Records from a dataset:
**********

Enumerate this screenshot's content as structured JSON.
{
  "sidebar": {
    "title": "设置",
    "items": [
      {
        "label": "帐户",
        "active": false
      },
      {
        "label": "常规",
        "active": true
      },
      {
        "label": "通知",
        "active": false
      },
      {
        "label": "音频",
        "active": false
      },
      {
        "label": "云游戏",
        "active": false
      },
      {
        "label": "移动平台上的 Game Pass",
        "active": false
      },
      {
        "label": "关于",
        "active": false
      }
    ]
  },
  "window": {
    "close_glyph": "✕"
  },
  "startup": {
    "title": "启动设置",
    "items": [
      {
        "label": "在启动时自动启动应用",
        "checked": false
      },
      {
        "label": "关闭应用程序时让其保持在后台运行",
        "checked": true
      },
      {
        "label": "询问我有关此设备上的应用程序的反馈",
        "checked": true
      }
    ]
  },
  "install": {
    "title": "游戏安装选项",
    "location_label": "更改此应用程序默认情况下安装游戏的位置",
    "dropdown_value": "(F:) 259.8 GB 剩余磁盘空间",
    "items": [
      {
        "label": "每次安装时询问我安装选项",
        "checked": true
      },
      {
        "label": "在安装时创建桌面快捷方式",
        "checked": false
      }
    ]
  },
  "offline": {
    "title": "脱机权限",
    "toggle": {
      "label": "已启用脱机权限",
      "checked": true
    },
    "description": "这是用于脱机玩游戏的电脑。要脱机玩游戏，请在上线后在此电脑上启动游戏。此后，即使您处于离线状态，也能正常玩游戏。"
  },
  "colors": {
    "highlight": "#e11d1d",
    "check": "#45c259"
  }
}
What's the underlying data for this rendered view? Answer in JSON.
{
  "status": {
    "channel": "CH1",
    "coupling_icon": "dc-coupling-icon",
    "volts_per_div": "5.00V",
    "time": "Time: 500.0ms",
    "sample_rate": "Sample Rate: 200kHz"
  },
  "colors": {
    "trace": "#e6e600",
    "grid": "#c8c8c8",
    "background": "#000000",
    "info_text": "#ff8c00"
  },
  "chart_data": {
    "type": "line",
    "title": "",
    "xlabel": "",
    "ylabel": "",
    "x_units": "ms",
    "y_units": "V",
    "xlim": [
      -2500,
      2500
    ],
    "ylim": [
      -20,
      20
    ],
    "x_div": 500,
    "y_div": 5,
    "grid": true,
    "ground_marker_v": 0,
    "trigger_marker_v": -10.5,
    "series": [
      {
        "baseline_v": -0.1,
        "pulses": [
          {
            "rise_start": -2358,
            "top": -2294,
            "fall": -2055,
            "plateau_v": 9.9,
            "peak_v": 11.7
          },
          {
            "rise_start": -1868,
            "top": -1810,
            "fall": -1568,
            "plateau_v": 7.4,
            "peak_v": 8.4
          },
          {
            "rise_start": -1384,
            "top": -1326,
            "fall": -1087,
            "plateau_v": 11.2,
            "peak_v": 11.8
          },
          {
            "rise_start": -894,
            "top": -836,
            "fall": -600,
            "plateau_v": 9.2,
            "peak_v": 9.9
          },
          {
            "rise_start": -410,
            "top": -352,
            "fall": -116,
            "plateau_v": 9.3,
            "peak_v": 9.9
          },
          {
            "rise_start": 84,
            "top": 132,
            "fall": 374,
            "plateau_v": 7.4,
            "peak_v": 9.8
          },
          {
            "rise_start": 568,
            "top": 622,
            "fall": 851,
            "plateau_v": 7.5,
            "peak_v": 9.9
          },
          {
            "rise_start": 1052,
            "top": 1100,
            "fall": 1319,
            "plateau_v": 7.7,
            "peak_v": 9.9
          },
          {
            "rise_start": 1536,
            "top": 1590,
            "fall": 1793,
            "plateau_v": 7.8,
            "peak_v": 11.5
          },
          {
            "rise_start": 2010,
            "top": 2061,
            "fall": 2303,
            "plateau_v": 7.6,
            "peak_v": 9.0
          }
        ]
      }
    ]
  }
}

**********

_Instruction:_
Which lines hold the word "this"? Copy every one of them.

_Response:_
Enumerate this screenshot's content as structured JSON.
What's the underlying data for this rendered view? Answer in JSON.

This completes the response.